◆ Your task: Rewrite each line of the listing below as one string in a JSON list, skipping blank lines and leaving out the pictures.

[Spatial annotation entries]
⁂
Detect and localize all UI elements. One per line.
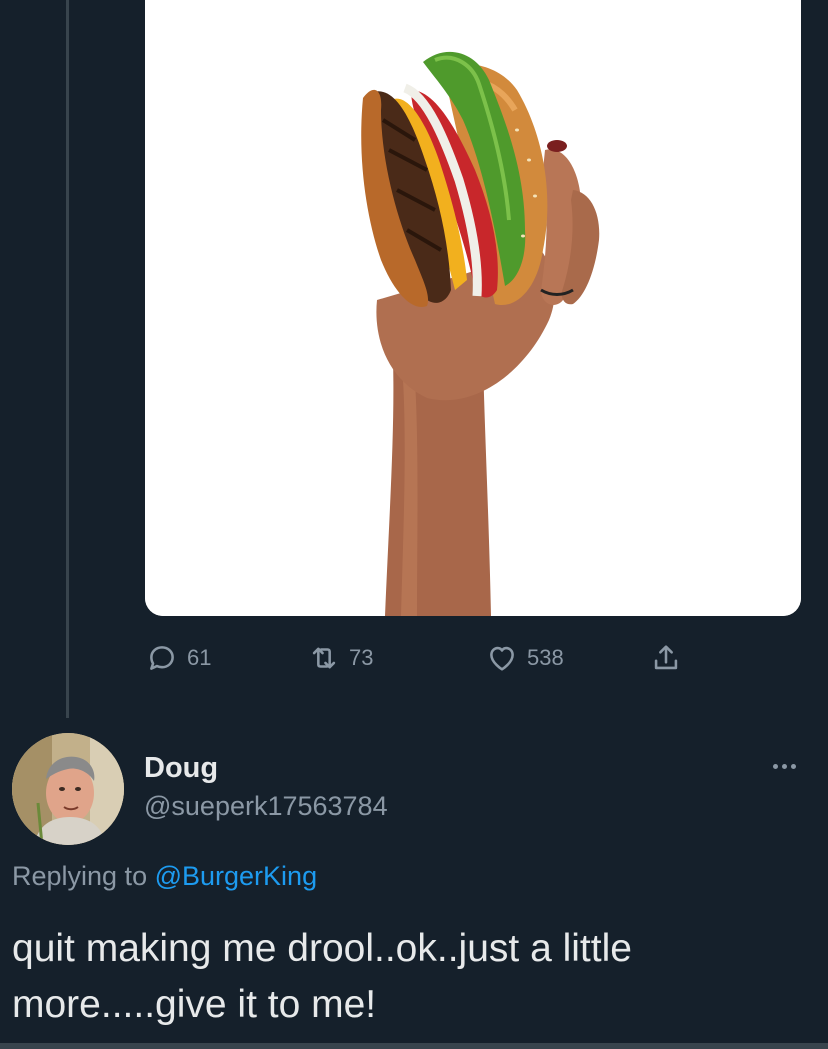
like-button[interactable]: 538	[485, 636, 564, 680]
reply-button[interactable]: 61	[145, 636, 211, 680]
retweet-icon	[312, 647, 336, 669]
user-handle[interactable]: @sueperk17563784	[144, 788, 388, 824]
more-dots-icon	[790, 763, 796, 769]
avatar[interactable]	[12, 733, 124, 845]
bottom-divider	[0, 1043, 828, 1049]
more-dots-icon	[781, 763, 787, 769]
replying-prefix: Replying to	[12, 861, 155, 891]
mention-link[interactable]: @BurgerKing	[155, 861, 318, 891]
more-dots-icon	[772, 763, 778, 769]
burger-in-hand-photo	[145, 0, 801, 616]
reply-bubble-icon	[150, 646, 174, 670]
share-icon	[654, 645, 678, 670]
retweet-button[interactable]: 73	[307, 636, 373, 680]
share-button[interactable]	[649, 636, 683, 680]
tweet-text: quit making me drool..ok..just a little …	[12, 927, 632, 1026]
tweet-media-image[interactable]	[145, 0, 801, 616]
thread-connector-line	[66, 0, 69, 718]
more-options-button[interactable]	[762, 756, 806, 776]
display-name[interactable]: Doug	[144, 750, 388, 786]
user-avatar-photo	[12, 733, 124, 845]
reply-count: 61	[187, 645, 212, 670]
like-count: 538	[527, 645, 564, 670]
replying-to-line: Replying to @BurgerKing	[12, 861, 317, 892]
tweet-action-bar: 61 73 538	[145, 636, 745, 680]
author-info[interactable]: Doug @sueperk17563784	[144, 750, 388, 824]
heart-icon	[490, 646, 514, 671]
retweet-count: 73	[349, 645, 374, 670]
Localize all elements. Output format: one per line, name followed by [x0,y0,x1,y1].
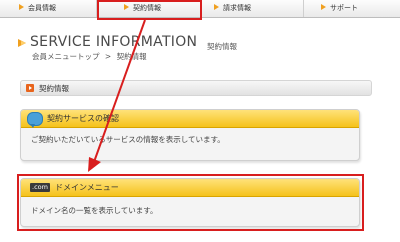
red-arrow-icon [88,19,146,172]
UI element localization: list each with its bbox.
⁂
◆ Output:
[
  "Detect and localize all UI elements. One per line.",
  "like-button[interactable]: 538\t[485, 636, 564, 680]",
  "reply-button[interactable]: 61\t[145, 636, 211, 680]",
  "retweet-icon\t[312, 647, 336, 669]",
  "user-handle[interactable]: @sueperk17563784\t[144, 788, 388, 824]",
  "more-dots-icon\t[790, 763, 796, 769]",
  "avatar[interactable]\t[12, 733, 124, 845]",
  "bottom-divider\t[0, 1043, 828, 1049]",
  "more-dots-icon\t[781, 763, 787, 769]",
  "replying-prefix: Replying to\t[12, 861, 155, 891]",
  "mention-link[interactable]: @BurgerKing\t[155, 861, 318, 891]",
  "more-dots-icon\t[772, 763, 778, 769]",
  "burger-in-hand-photo\t[145, 0, 801, 616]",
  "reply-bubble-icon\t[150, 646, 174, 670]",
  "share-icon\t[654, 645, 678, 670]",
  "retweet-button[interactable]: 73\t[307, 636, 373, 680]",
  "share-button[interactable]\t[649, 636, 683, 680]",
  "tweet-text: quit making me drool..ok..just a little …\t[12, 927, 632, 1026]",
  "tweet-media-image[interactable]\t[145, 0, 801, 616]",
  "thread-connector-line\t[66, 0, 69, 718]",
  "more-options-button[interactable]\t[762, 756, 806, 776]",
  "display-name[interactable]: Doug\t[144, 750, 388, 786]",
  "user-avatar-photo\t[12, 733, 124, 845]",
  "reply-count: 61\t[187, 645, 212, 670]",
  "like-count: 538\t[527, 645, 564, 670]",
  "replying-to-line: Replying to @BurgerKing\t[12, 861, 317, 892]",
  "tweet-action-bar: 61 73 538\t[145, 636, 745, 680]",
  "author-info[interactable]: Doug @sueperk17563784\t[144, 750, 388, 824]",
  "heart-icon\t[490, 646, 514, 671]",
  "retweet-count: 73\t[349, 645, 374, 670]",
  "Localize all elements. Output format: one per line, name followed by [x0,y0,x1,y1].",
  "red-arrow-icon [88,19,146,172]",
  "UI element localization: list each with its bbox."
]